Start MATERIAL PROVIDED

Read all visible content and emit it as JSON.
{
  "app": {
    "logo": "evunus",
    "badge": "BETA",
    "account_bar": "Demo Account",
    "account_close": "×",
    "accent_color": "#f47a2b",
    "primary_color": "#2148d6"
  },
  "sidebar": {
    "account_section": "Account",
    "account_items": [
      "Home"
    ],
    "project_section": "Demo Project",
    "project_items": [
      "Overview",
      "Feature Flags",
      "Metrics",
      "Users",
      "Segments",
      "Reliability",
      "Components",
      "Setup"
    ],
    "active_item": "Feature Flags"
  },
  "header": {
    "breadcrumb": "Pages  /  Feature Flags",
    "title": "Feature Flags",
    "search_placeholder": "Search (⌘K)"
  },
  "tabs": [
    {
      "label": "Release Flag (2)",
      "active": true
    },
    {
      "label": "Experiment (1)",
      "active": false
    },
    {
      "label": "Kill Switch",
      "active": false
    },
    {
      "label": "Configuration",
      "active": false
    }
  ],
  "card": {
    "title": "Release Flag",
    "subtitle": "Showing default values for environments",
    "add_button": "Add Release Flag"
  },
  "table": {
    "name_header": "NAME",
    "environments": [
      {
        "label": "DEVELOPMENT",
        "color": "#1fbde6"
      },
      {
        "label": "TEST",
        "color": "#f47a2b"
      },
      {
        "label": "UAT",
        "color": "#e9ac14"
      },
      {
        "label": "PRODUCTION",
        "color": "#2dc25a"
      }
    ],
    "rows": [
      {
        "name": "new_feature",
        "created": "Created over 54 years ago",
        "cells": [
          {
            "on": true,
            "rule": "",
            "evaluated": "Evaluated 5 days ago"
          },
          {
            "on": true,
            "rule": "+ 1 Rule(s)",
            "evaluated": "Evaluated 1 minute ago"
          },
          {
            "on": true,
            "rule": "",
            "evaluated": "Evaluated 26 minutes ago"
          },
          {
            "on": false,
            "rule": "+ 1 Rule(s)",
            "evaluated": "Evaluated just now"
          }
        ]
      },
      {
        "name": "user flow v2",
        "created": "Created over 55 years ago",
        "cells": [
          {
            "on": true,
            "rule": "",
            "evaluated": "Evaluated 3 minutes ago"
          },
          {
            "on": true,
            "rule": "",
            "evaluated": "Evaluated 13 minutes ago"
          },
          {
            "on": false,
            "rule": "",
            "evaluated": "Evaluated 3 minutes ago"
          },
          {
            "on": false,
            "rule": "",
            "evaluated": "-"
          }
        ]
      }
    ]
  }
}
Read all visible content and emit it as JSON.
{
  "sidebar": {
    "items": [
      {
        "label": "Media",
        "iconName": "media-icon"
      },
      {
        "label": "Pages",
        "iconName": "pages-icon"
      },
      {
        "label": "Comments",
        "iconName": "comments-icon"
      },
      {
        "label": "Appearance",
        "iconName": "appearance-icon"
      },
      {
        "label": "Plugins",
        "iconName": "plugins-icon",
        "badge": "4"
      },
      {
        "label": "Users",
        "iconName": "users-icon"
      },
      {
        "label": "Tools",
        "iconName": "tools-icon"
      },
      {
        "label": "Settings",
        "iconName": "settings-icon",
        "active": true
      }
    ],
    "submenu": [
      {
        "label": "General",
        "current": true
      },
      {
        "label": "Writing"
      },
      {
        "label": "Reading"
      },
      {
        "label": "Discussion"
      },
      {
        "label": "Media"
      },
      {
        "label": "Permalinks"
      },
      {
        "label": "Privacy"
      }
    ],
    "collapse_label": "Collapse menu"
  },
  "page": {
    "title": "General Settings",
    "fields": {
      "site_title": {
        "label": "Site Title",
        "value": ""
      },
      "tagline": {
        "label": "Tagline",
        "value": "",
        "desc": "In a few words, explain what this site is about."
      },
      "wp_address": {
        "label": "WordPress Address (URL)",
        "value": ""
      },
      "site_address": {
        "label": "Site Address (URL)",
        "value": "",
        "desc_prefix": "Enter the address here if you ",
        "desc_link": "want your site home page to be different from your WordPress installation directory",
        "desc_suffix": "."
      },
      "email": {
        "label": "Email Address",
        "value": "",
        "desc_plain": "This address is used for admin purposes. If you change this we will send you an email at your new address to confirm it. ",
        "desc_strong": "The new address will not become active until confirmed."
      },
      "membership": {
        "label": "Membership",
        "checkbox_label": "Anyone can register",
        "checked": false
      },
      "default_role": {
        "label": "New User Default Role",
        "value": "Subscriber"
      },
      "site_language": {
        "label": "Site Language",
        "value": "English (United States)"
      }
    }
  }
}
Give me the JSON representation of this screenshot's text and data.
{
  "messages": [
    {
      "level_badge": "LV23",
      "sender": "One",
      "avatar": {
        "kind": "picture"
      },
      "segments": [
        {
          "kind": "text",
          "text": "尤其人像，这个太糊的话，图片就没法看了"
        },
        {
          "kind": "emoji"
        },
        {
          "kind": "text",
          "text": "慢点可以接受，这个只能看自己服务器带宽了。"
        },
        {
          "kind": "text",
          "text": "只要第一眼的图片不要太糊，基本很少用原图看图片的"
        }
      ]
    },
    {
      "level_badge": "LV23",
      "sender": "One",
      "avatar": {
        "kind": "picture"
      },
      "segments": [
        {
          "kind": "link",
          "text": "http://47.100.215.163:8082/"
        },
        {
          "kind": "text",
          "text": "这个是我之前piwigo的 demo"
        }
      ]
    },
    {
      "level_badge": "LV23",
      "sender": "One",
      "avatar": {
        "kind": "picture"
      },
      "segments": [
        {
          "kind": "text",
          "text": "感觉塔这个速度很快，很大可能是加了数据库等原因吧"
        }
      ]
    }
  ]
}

End MATERIAL PROVIDED

**PROBLEM TO WORK ON:** Each entry above is to be printed again exactly.

**SOLUTION TO THIS TASK:**
Read all visible content and emit it as JSON.
{
  "app": {
    "logo": "evunus",
    "badge": "BETA",
    "account_bar": "Demo Account",
    "account_close": "×",
    "accent_color": "#f47a2b",
    "primary_color": "#2148d6"
  },
  "sidebar": {
    "account_section": "Account",
    "account_items": [
      "Home"
    ],
    "project_section": "Demo Project",
    "project_items": [
      "Overview",
      "Feature Flags",
      "Metrics",
      "Users",
      "Segments",
      "Reliability",
      "Components",
      "Setup"
    ],
    "active_item": "Feature Flags"
  },
  "header": {
    "breadcrumb": "Pages  /  Feature Flags",
    "title": "Feature Flags",
    "search_placeholder": "Search (⌘K)"
  },
  "tabs": [
    {
      "label": "Release Flag (2)",
      "active": true
    },
    {
      "label": "Experiment (1)",
      "active": false
    },
    {
      "label": "Kill Switch",
      "active": false
    },
    {
      "label": "Configuration",
      "active": false
    }
  ],
  "card": {
    "title": "Release Flag",
    "subtitle": "Showing default values for environments",
    "add_button": "Add Release Flag"
  },
  "table": {
    "name_header": "NAME",
    "environments": [
      {
        "label": "DEVELOPMENT",
        "color": "#1fbde6"
      },
      {
        "label": "TEST",
        "color": "#f47a2b"
      },
      {
        "label": "UAT",
        "color": "#e9ac14"
      },
      {
        "label": "PRODUCTION",
        "color": "#2dc25a"
      }
    ],
    "rows": [
      {
        "name": "new_feature",
        "created": "Created over 54 years ago",
        "cells": [
          {
            "on": true,
            "rule": "",
            "evaluated": "Evaluated 5 days ago"
          },
          {
            "on": true,
            "rule": "+ 1 Rule(s)",
            "evaluated": "Evaluated 1 minute ago"
          },
          {
            "on": true,
            "rule": "",
            "evaluated": "Evaluated 26 minutes ago"
          },
          {
            "on": false,
            "rule": "+ 1 Rule(s)",
            "evaluated": "Evaluated just now"
          }
        ]
      },
      {
        "name": "user flow v2",
        "created": "Created over 55 years ago",
        "cells": [
          {
            "on": true,
            "rule": "",
            "evaluated": "Evaluated 3 minutes ago"
          },
          {
            "on": true,
            "rule": "",
            "evaluated": "Evaluated 13 minutes ago"
          },
          {
            "on": false,
            "rule": "",
            "evaluated": "Evaluated 3 minutes ago"
          },
          {
            "on": false,
            "rule": "",
            "evaluated": "-"
          }
        ]
      }
    ]
  }
}
Read all visible content and emit it as JSON.
{
  "sidebar": {
    "items": [
      {
        "label": "Media",
        "iconName": "media-icon"
      },
      {
        "label": "Pages",
        "iconName": "pages-icon"
      },
      {
        "label": "Comments",
        "iconName": "comments-icon"
      },
      {
        "label": "Appearance",
        "iconName": "appearance-icon"
      },
      {
        "label": "Plugins",
        "iconName": "plugins-icon",
        "badge": "4"
      },
      {
        "label": "Users",
        "iconName": "users-icon"
      },
      {
        "label": "Tools",
        "iconName": "tools-icon"
      },
      {
        "label": "Settings",
        "iconName": "settings-icon",
        "active": true
      }
    ],
    "submenu": [
      {
        "label": "General",
        "current": true
      },
      {
        "label": "Writing"
      },
      {
        "label": "Reading"
      },
      {
        "label": "Discussion"
      },
      {
        "label": "Media"
      },
      {
        "label": "Permalinks"
      },
      {
        "label": "Privacy"
      }
    ],
    "collapse_label": "Collapse menu"
  },
  "page": {
    "title": "General Settings",
    "fields": {
      "site_title": {
        "label": "Site Title",
        "value": ""
      },
      "tagline": {
        "label": "Tagline",
        "value": "",
        "desc": "In a few words, explain what this site is about."
      },
      "wp_address": {
        "label": "WordPress Address (URL)",
        "value": ""
      },
      "site_address": {
        "label": "Site Address (URL)",
        "value": "",
        "desc_prefix": "Enter the address here if you ",
        "desc_link": "want your site home page to be different from your WordPress installation directory",
        "desc_suffix": "."
      },
      "email": {
        "label": "Email Address",
        "value": "",
        "desc_plain": "This address is used for admin purposes. If you change this we will send you an email at your new address to confirm it. ",
        "desc_strong": "The new address will not become active until confirmed."
      },
      "membership": {
        "label": "Membership",
        "checkbox_label": "Anyone can register",
        "checked": false
      },
      "default_role": {
        "label": "New User Default Role",
        "value": "Subscriber"
      },
      "site_language": {
        "label": "Site Language",
        "value": "English (United States)"
      }
    }
  }
}
Give me the JSON representation of this screenshot's text and data.
{
  "messages": [
    {
      "level_badge": "LV23",
      "sender": "One",
      "avatar": {
        "kind": "picture"
      },
      "segments": [
        {
          "kind": "text",
          "text": "尤其人像，这个太糊的话，图片就没法看了"
        },
        {
          "kind": "emoji"
        },
        {
          "kind": "text",
          "text": "慢点可以接受，这个只能看自己服务器带宽了。"
        },
        {
          "kind": "text",
          "text": "只要第一眼的图片不要太糊，基本很少用原图看图片的"
        }
      ]
    },
    {
      "level_badge": "LV23",
      "sender": "One",
      "avatar": {
        "kind": "picture"
      },
      "segments": [
        {
          "kind": "link",
          "text": "http://47.100.215.163:8082/"
        },
        {
          "kind": "text",
          "text": "这个是我之前piwigo的 demo"
        }
      ]
    },
    {
      "level_badge": "LV23",
      "sender": "One",
      "avatar": {
        "kind": "picture"
      },
      "segments": [
        {
          "kind": "text",
          "text": "感觉塔这个速度很快，很大可能是加了数据库等原因吧"
        }
      ]
    }
  ]
}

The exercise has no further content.